▶ DIRECTION
Copy out the data below line for line, changing nothing.

+++ STORED ROWS

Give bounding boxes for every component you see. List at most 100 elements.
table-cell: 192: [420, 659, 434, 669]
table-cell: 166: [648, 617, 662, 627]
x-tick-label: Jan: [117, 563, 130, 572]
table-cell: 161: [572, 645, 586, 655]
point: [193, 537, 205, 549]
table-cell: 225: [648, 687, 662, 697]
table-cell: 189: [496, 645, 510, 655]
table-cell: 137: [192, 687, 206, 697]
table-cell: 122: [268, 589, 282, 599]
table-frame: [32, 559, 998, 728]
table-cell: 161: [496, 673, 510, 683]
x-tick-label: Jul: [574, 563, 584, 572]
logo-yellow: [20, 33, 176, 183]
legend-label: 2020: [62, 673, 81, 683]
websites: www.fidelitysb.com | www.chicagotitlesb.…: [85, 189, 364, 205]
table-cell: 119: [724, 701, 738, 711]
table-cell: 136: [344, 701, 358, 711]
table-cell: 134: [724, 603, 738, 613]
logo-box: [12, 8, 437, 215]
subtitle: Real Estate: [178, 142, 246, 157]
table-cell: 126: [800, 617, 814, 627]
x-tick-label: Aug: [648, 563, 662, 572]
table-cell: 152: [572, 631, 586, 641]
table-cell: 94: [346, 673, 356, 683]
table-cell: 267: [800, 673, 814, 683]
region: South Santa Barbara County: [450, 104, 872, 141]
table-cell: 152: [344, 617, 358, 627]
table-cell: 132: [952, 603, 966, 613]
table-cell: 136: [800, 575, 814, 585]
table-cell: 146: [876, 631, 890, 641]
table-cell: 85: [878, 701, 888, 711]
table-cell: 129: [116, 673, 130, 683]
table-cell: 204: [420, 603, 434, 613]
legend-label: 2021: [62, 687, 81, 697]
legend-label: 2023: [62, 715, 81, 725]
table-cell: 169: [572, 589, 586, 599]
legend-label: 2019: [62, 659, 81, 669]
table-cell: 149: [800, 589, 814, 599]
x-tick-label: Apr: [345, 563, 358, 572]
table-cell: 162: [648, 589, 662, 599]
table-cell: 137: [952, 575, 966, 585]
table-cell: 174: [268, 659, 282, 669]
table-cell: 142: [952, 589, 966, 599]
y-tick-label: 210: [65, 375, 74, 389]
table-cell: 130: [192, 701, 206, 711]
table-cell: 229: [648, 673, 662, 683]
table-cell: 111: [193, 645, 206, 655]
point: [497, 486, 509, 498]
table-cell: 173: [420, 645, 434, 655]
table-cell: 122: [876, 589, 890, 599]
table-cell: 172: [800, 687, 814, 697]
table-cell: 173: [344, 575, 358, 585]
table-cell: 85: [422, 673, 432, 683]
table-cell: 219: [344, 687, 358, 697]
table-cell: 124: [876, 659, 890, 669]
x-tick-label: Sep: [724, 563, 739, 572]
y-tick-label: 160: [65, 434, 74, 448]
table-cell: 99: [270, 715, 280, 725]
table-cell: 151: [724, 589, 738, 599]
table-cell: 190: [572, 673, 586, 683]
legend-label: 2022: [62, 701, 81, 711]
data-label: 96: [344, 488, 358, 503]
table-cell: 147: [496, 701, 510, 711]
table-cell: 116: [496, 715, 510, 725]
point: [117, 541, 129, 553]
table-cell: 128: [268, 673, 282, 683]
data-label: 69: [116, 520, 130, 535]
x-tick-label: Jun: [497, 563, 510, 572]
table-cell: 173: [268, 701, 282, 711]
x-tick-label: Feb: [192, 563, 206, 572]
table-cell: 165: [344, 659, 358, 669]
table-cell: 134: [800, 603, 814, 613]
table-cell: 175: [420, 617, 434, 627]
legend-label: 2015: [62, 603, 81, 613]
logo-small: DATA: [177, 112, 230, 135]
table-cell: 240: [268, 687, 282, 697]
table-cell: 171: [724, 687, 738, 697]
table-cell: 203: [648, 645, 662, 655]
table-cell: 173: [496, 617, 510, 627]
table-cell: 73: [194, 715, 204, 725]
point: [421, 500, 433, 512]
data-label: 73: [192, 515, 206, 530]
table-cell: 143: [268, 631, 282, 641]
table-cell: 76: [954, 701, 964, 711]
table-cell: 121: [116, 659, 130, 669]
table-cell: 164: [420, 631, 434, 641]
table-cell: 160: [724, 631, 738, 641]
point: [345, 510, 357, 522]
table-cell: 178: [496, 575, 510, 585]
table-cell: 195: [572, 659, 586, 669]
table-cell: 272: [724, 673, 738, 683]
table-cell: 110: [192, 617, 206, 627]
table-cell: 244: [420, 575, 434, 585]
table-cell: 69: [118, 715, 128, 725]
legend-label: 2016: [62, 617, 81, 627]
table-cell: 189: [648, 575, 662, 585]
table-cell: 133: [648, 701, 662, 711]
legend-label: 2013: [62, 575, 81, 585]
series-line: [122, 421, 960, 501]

++++++

▶ OUTPUT OF THE EXERCISE
Give bounding boxes for every component you see. List at most 100 elements.
table-cell: 192: [420, 659, 434, 669]
table-cell: 166: [648, 617, 662, 627]
x-tick-label: Jan: [117, 563, 130, 572]
table-cell: 161: [572, 645, 586, 655]
point: [193, 537, 205, 549]
table-cell: 225: [648, 687, 662, 697]
table-cell: 189: [496, 645, 510, 655]
table-cell: 137: [192, 687, 206, 697]
table-cell: 122: [268, 589, 282, 599]
table-frame: [32, 559, 998, 728]
table-cell: 161: [496, 673, 510, 683]
x-tick-label: Jul: [574, 563, 584, 572]
logo-yellow: [20, 33, 176, 183]
legend-label: 2020: [62, 673, 81, 683]
websites: www.fidelitysb.com | www.chicagotitlesb.…: [85, 189, 364, 205]
table-cell: 119: [724, 701, 738, 711]
table-cell: 136: [344, 701, 358, 711]
table-cell: 134: [724, 603, 738, 613]
logo-box: [12, 8, 437, 215]
subtitle: Real Estate: [178, 142, 246, 157]
table-cell: 126: [800, 617, 814, 627]
x-tick-label: Aug: [648, 563, 662, 572]
table-cell: 152: [572, 631, 586, 641]
table-cell: 94: [346, 673, 356, 683]
table-cell: 267: [800, 673, 814, 683]
region: South Santa Barbara County: [450, 104, 872, 141]
table-cell: 152: [344, 617, 358, 627]
table-cell: 132: [952, 603, 966, 613]
table-cell: 136: [800, 575, 814, 585]
table-cell: 146: [876, 631, 890, 641]
table-cell: 85: [878, 701, 888, 711]
table-cell: 129: [116, 673, 130, 683]
table-cell: 204: [420, 603, 434, 613]
legend-label: 2021: [62, 687, 81, 697]
legend-label: 2023: [62, 715, 81, 725]
table-cell: 169: [572, 589, 586, 599]
legend-label: 2019: [62, 659, 81, 669]
table-cell: 149: [800, 589, 814, 599]
x-tick-label: Apr: [345, 563, 358, 572]
table-cell: 162: [648, 589, 662, 599]
table-cell: 137: [952, 575, 966, 585]
table-cell: 174: [268, 659, 282, 669]
table-cell: 142: [952, 589, 966, 599]
y-tick-label: 210: [65, 375, 74, 389]
table-cell: 130: [192, 701, 206, 711]
table-cell: 229: [648, 673, 662, 683]
table-cell: 111: [193, 645, 206, 655]
point: [497, 486, 509, 498]
table-cell: 173: [420, 645, 434, 655]
table-cell: 122: [876, 589, 890, 599]
table-cell: 172: [800, 687, 814, 697]
table-cell: 173: [344, 575, 358, 585]
table-cell: 85: [422, 673, 432, 683]
table-cell: 219: [344, 687, 358, 697]
table-cell: 124: [876, 659, 890, 669]
x-tick-label: Sep: [724, 563, 739, 572]
y-tick-label: 160: [65, 434, 74, 448]
table-cell: 99: [270, 715, 280, 725]
table-cell: 151: [724, 589, 738, 599]
table-cell: 190: [572, 673, 586, 683]
legend-label: 2022: [62, 701, 81, 711]
data-label: 96: [344, 488, 358, 503]
table-cell: 147: [496, 701, 510, 711]
table-cell: 116: [496, 715, 510, 725]
point: [117, 541, 129, 553]
table-cell: 128: [268, 673, 282, 683]
data-label: 69: [116, 520, 130, 535]
x-tick-label: Jun: [497, 563, 510, 572]
table-cell: 173: [268, 701, 282, 711]
x-tick-label: Feb: [192, 563, 206, 572]
table-cell: 165: [344, 659, 358, 669]
table-cell: 134: [800, 603, 814, 613]
table-cell: 175: [420, 617, 434, 627]
legend-label: 2015: [62, 603, 81, 613]
logo-small: DATA: [177, 112, 230, 135]
table-cell: 240: [268, 687, 282, 697]
table-cell: 171: [724, 687, 738, 697]
table-cell: 203: [648, 645, 662, 655]
table-cell: 173: [496, 617, 510, 627]
table-cell: 73: [194, 715, 204, 725]
point: [421, 500, 433, 512]
data-label: 73: [192, 515, 206, 530]
table-cell: 143: [268, 631, 282, 641]
table-cell: 76: [954, 701, 964, 711]
table-cell: 121: [116, 659, 130, 669]
table-cell: 164: [420, 631, 434, 641]
table-cell: 160: [724, 631, 738, 641]
point: [345, 510, 357, 522]
table-cell: 178: [496, 575, 510, 585]
table-cell: 195: [572, 659, 586, 669]
table-cell: 272: [724, 673, 738, 683]
table-cell: 110: [192, 617, 206, 627]
table-cell: 244: [420, 575, 434, 585]
table-cell: 69: [118, 715, 128, 725]
legend-label: 2016: [62, 617, 81, 627]
table-cell: 189: [648, 575, 662, 585]
table-cell: 133: [648, 701, 662, 711]
legend-label: 2013: [62, 575, 81, 585]
series-line: [122, 421, 960, 501]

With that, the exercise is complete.